● **Rows from a dataset**
>> START

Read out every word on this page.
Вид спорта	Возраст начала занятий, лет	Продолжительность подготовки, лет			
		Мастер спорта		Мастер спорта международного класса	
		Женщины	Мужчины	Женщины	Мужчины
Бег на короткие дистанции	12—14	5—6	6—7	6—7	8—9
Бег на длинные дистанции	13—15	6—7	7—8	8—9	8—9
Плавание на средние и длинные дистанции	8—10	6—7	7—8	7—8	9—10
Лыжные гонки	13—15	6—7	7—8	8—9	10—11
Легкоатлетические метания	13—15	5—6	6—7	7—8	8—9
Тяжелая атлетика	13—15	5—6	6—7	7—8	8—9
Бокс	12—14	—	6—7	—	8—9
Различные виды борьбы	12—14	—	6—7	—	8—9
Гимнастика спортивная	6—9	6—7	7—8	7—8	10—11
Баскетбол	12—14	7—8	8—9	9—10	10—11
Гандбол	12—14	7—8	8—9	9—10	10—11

>> END

● **What the task asks**
Find the lines above that include the string "дистанции" and copy them.

● **The result**
Бег на короткие дистанции	12—14	5—6	6—7	6—7	8—9
Бег на длинные дистанции	13—15	6—7	7—8	8—9	8—9
Плавание на средние и длинные дистанции	8—10	6—7	7—8	7—8	9—10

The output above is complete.